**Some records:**
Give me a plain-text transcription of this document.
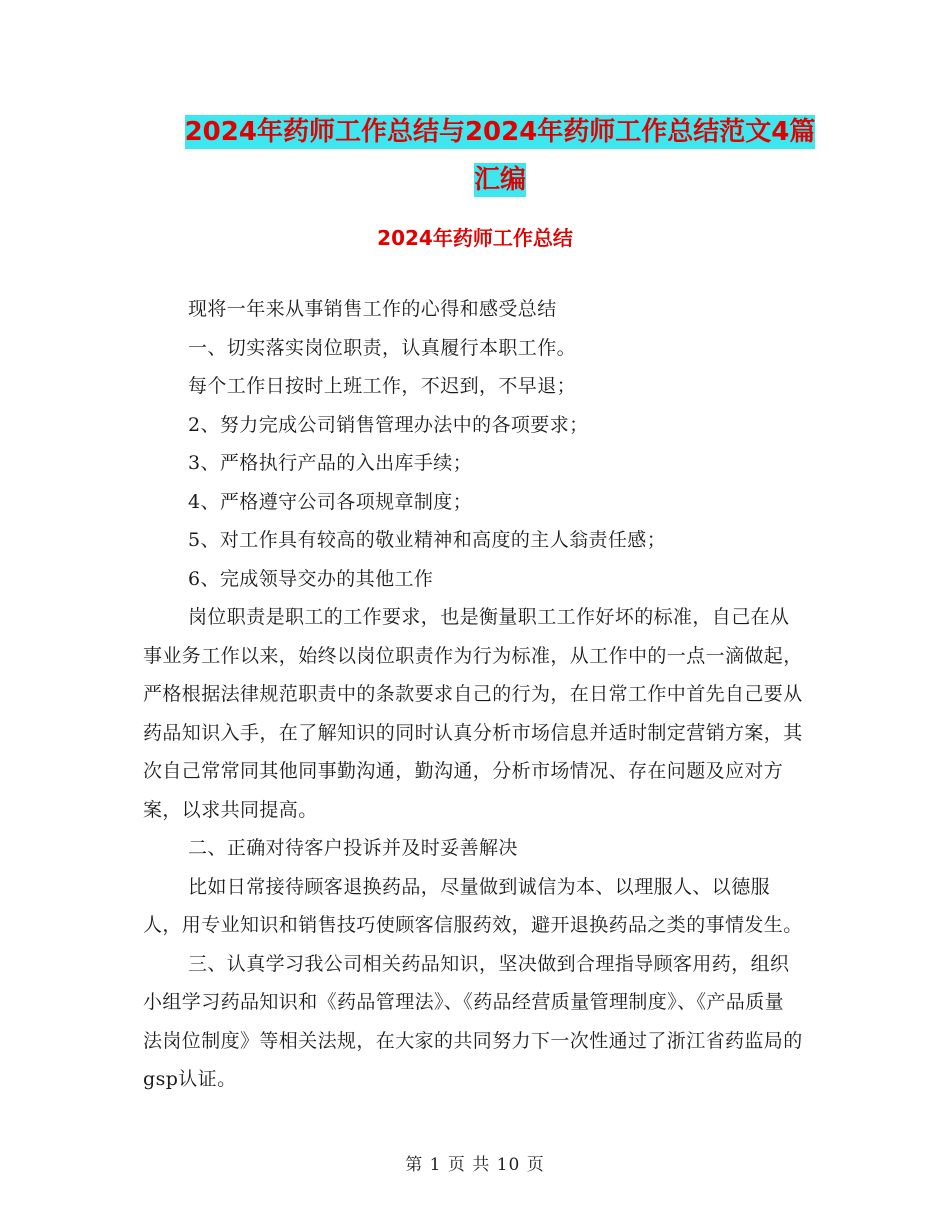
2024年药师工作总结与2024年药师工作总结范文4篇
汇编
2024年药师工作总结

现将一年来从事销售工作的心得和感受总结

一、切实落实岗位职责，认真履行本职工作。

每个工作日按时上班工作，不迟到，不早退；

2、努力完成公司销售管理办法中的各项要求；

3、严格执行产品的入出库手续；

4、严格遵守公司各项规章制度；

5、对工作具有较高的敬业精神和高度的主人翁责任感；

6、完成领导交办的其他工作

岗位职责是职工的工作要求，也是衡量职工工作好坏的标准，自己在从事业务工作以来，始终以岗位职责作为行为标准，从工作中的一点一滴做起，严格根据法律规范职责中的条款要求自己的行为，在日常工作中首先自己要从药品知识入手，在了解知识的同时认真分析市场信息并适时制定营销方案，其次自己常常同其他同事勤沟通，勤沟通，分析市场情况、存在问题及应对方案，以求共同提高。

二、正确对待客户投诉并及时妥善解决

比如日常接待顾客退换药品，尽量做到诚信为本、以理服人、以德服人，用专业知识和销售技巧使顾客信服药效，避开退换药品之类的事情发生。

三、认真学习我公司相关药品知识，坚决做到合理指导顾客用药，组织小组学习药品知识和《药品管理法》、《药品经营质量管理制度》、《产品质量法岗位制度》等相关法规，在大家的共同努力下一次性通过了浙江省药监局的gsp认证。

第 1 页 共 10 页
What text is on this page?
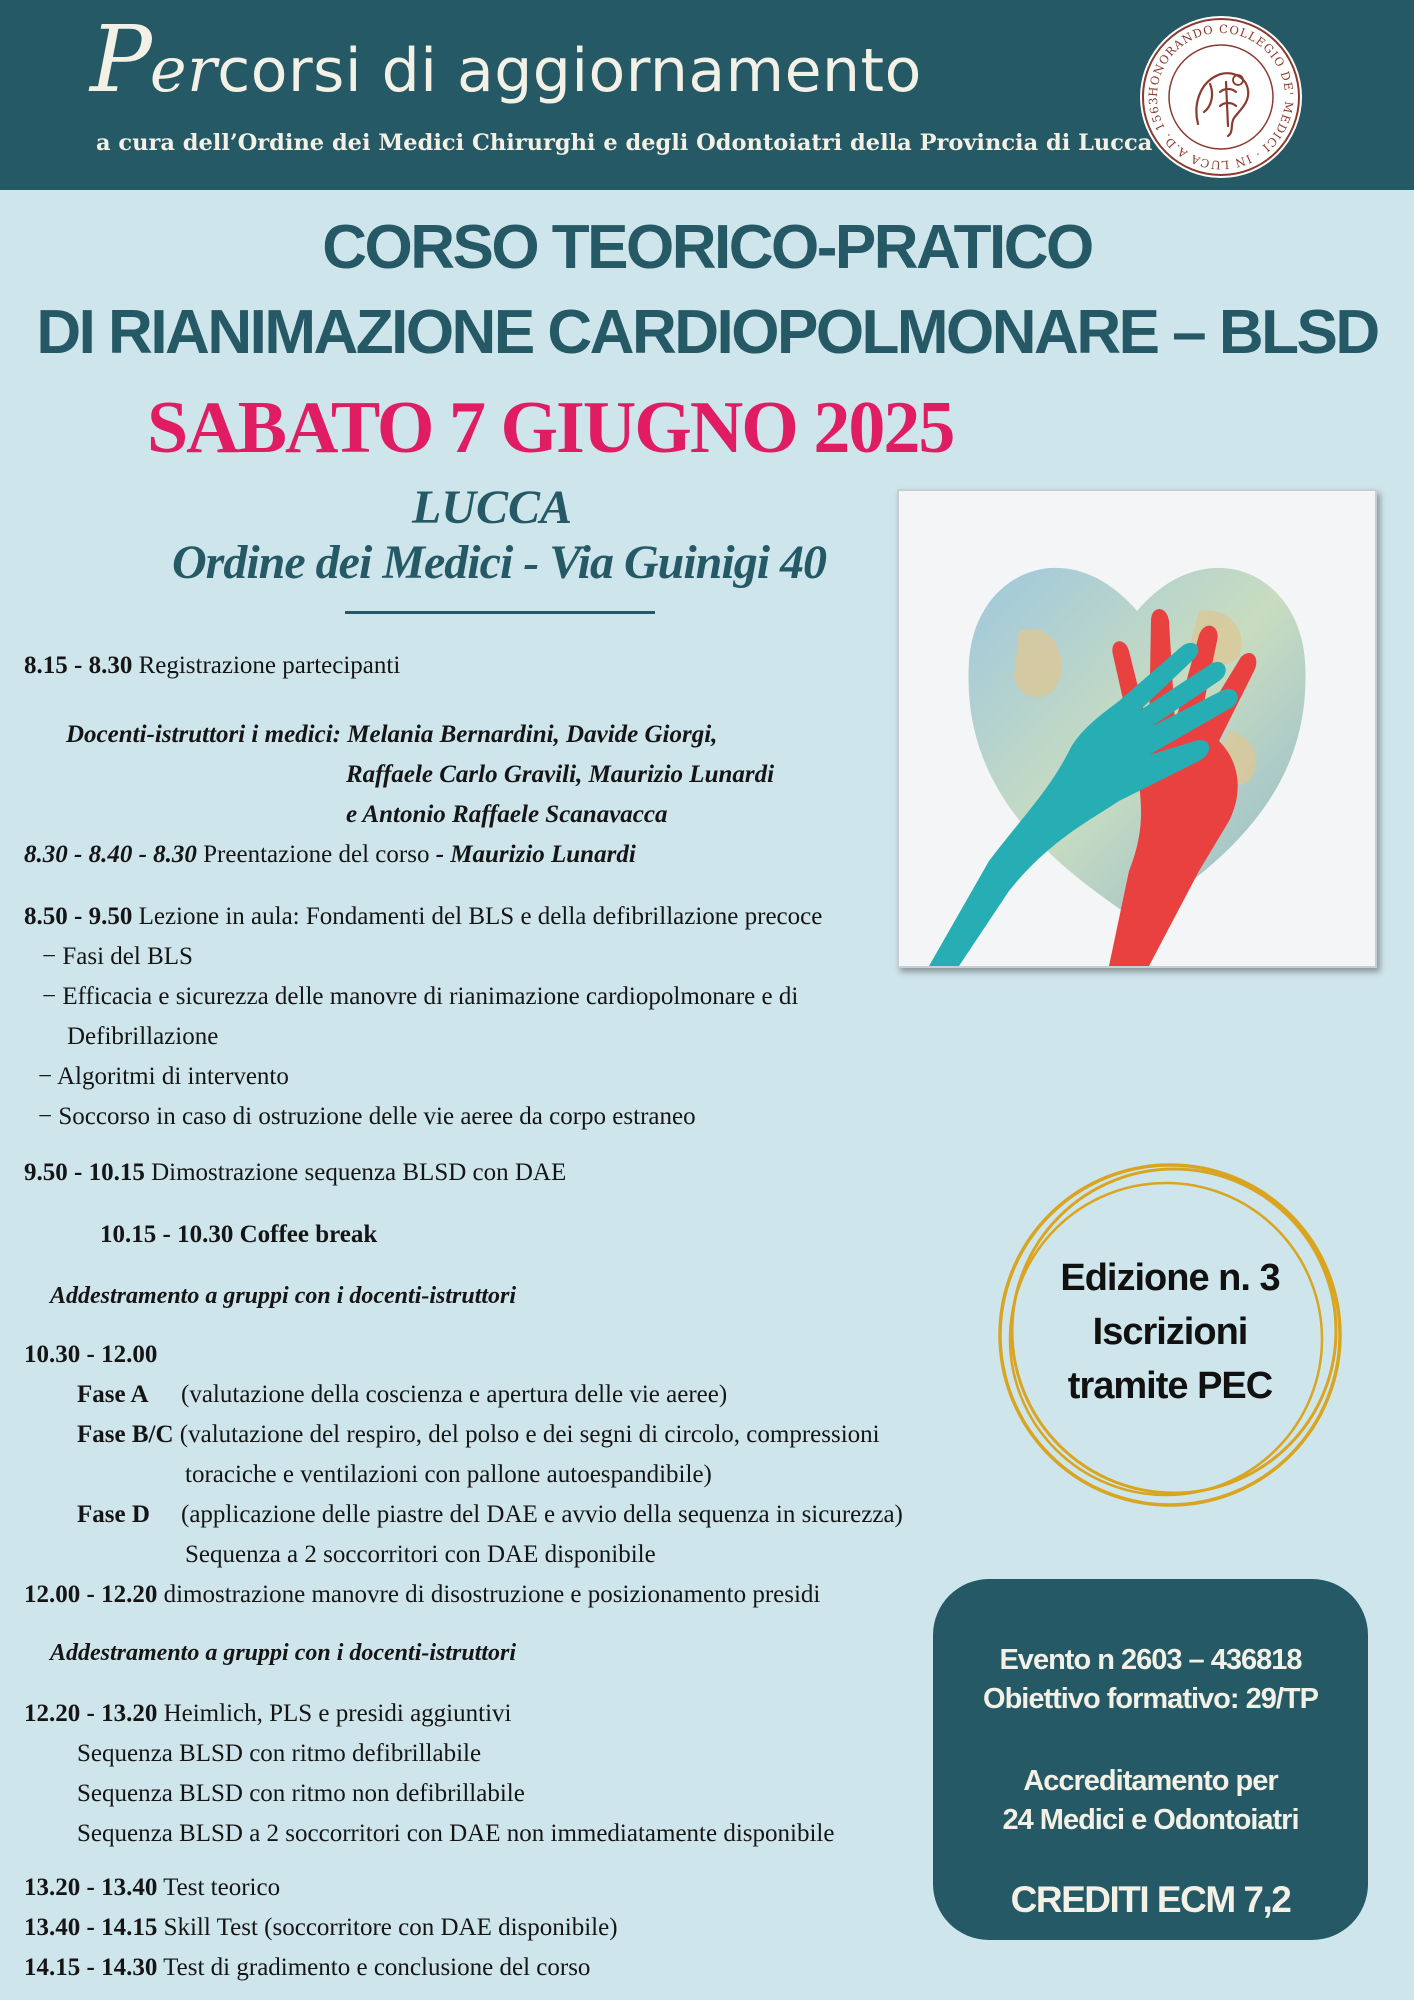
Percorsi di aggiornamento
a cura dell’Ordine dei Medici Chirurghi e degli Odontoiatri della Provincia di Lucca
HONORANDO COLLEGIO DE' MEDICI · IN LUCA A.D. 1563
CORSO TEORICO-PRATICO
DI RIANIMAZIONE CARDIOPOLMONARE – BLSD
SABATO 7 GIUGNO 2025
LUCCA
Ordine dei Medici - Via Guinigi 40
8.15 - 8.30 Registrazione partecipanti
Docenti-istruttori i medici: Melania Bernardini, Davide Giorgi,
Raffaele Carlo Gravili, Maurizio Lunardi
e Antonio Raffaele Scanavacca
8.30 - 8.40 - 8.30 Preentazione del corso - Maurizio Lunardi
8.50 - 9.50 Lezione in aula: Fondamenti del BLS e della defibrillazione precoce
− Fasi del BLS
− Efficacia e sicurezza delle manovre di rianimazione cardiopolmonare e di
Defibrillazione
− Algoritmi di intervento
− Soccorso in caso di ostruzione delle vie aeree da corpo estraneo
9.50 - 10.15 Dimostrazione sequenza BLSD con DAE
10.15 - 10.30 Coffee break
Addestramento a gruppi con i docenti-istruttori
10.30 - 12.00
Fase A (valutazione della coscienza e apertura delle vie aeree)
Fase B/C (valutazione del respiro, del polso e dei segni di circolo, compressioni
toraciche e ventilazioni con pallone autoespandibile)
Fase D (applicazione delle piastre del DAE e avvio della sequenza in sicurezza)
Sequenza a 2 soccorritori con DAE disponibile
12.00 - 12.20 dimostrazione manovre di disostruzione e posizionamento presidi
Addestramento a gruppi con i docenti-istruttori
12.20 - 13.20 Heimlich, PLS e presidi aggiuntivi
Sequenza BLSD con ritmo defibrillabile
Sequenza BLSD con ritmo non defibrillabile
Sequenza BLSD a 2 soccorritori con DAE non immediatamente disponibile
13.20 - 13.40 Test teorico
13.40 - 14.15 Skill Test (soccorritore con DAE disponibile)
14.15 - 14.30 Test di gradimento e conclusione del corso
Edizione n. 3
Iscrizioni
tramite PEC
Evento n 2603 – 436818
Obiettivo formativo: 29/TP
Accreditamento per
24 Medici e Odontoiatri
CREDITI ECM 7,2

**Exercise directions:** Without the pictures, transcribe the listing above exactly.

**The response:**
Give me a plain-text transcription of this document.
2024年药师工作总结与2024年药师工作总结范文4篇
汇编
2024年药师工作总结

现将一年来从事销售工作的心得和感受总结

一、切实落实岗位职责，认真履行本职工作。

每个工作日按时上班工作，不迟到，不早退；

2、努力完成公司销售管理办法中的各项要求；

3、严格执行产品的入出库手续；

4、严格遵守公司各项规章制度；

5、对工作具有较高的敬业精神和高度的主人翁责任感；

6、完成领导交办的其他工作

岗位职责是职工的工作要求，也是衡量职工工作好坏的标准，自己在从事业务工作以来，始终以岗位职责作为行为标准，从工作中的一点一滴做起，严格根据法律规范职责中的条款要求自己的行为，在日常工作中首先自己要从药品知识入手，在了解知识的同时认真分析市场信息并适时制定营销方案，其次自己常常同其他同事勤沟通，勤沟通，分析市场情况、存在问题及应对方案，以求共同提高。

二、正确对待客户投诉并及时妥善解决

比如日常接待顾客退换药品，尽量做到诚信为本、以理服人、以德服人，用专业知识和销售技巧使顾客信服药效，避开退换药品之类的事情发生。

三、认真学习我公司相关药品知识，坚决做到合理指导顾客用药，组织小组学习药品知识和《药品管理法》、《药品经营质量管理制度》、《产品质量法岗位制度》等相关法规，在大家的共同努力下一次性通过了浙江省药监局的gsp认证。

第 1 页 共 10 页
What text is on this page?
Percorsi di aggiornamento
a cura dell’Ordine dei Medici Chirurghi e degli Odontoiatri della Provincia di Lucca
HONORANDO COLLEGIO DE' MEDICI · IN LUCA A.D. 1563
CORSO TEORICO-PRATICO
DI RIANIMAZIONE CARDIOPOLMONARE – BLSD
SABATO 7 GIUGNO 2025
LUCCA
Ordine dei Medici - Via Guinigi 40
8.15 - 8.30 Registrazione partecipanti
Docenti-istruttori i medici: Melania Bernardini, Davide Giorgi,
Raffaele Carlo Gravili, Maurizio Lunardi
e Antonio Raffaele Scanavacca
8.30 - 8.40 - 8.30 Preentazione del corso - Maurizio Lunardi
8.50 - 9.50 Lezione in aula: Fondamenti del BLS e della defibrillazione precoce
− Fasi del BLS
− Efficacia e sicurezza delle manovre di rianimazione cardiopolmonare e di
Defibrillazione
− Algoritmi di intervento
− Soccorso in caso di ostruzione delle vie aeree da corpo estraneo
9.50 - 10.15 Dimostrazione sequenza BLSD con DAE
10.15 - 10.30 Coffee break
Addestramento a gruppi con i docenti-istruttori
10.30 - 12.00
Fase A (valutazione della coscienza e apertura delle vie aeree)
Fase B/C (valutazione del respiro, del polso e dei segni di circolo, compressioni
toraciche e ventilazioni con pallone autoespandibile)
Fase D (applicazione delle piastre del DAE e avvio della sequenza in sicurezza)
Sequenza a 2 soccorritori con DAE disponibile
12.00 - 12.20 dimostrazione manovre di disostruzione e posizionamento presidi
Addestramento a gruppi con i docenti-istruttori
12.20 - 13.20 Heimlich, PLS e presidi aggiuntivi
Sequenza BLSD con ritmo defibrillabile
Sequenza BLSD con ritmo non defibrillabile
Sequenza BLSD a 2 soccorritori con DAE non immediatamente disponibile
13.20 - 13.40 Test teorico
13.40 - 14.15 Skill Test (soccorritore con DAE disponibile)
14.15 - 14.30 Test di gradimento e conclusione del corso
Edizione n. 3
Iscrizioni
tramite PEC
Evento n 2603 – 436818
Obiettivo formativo: 29/TP
Accreditamento per
24 Medici e Odontoiatri
CREDITI ECM 7,2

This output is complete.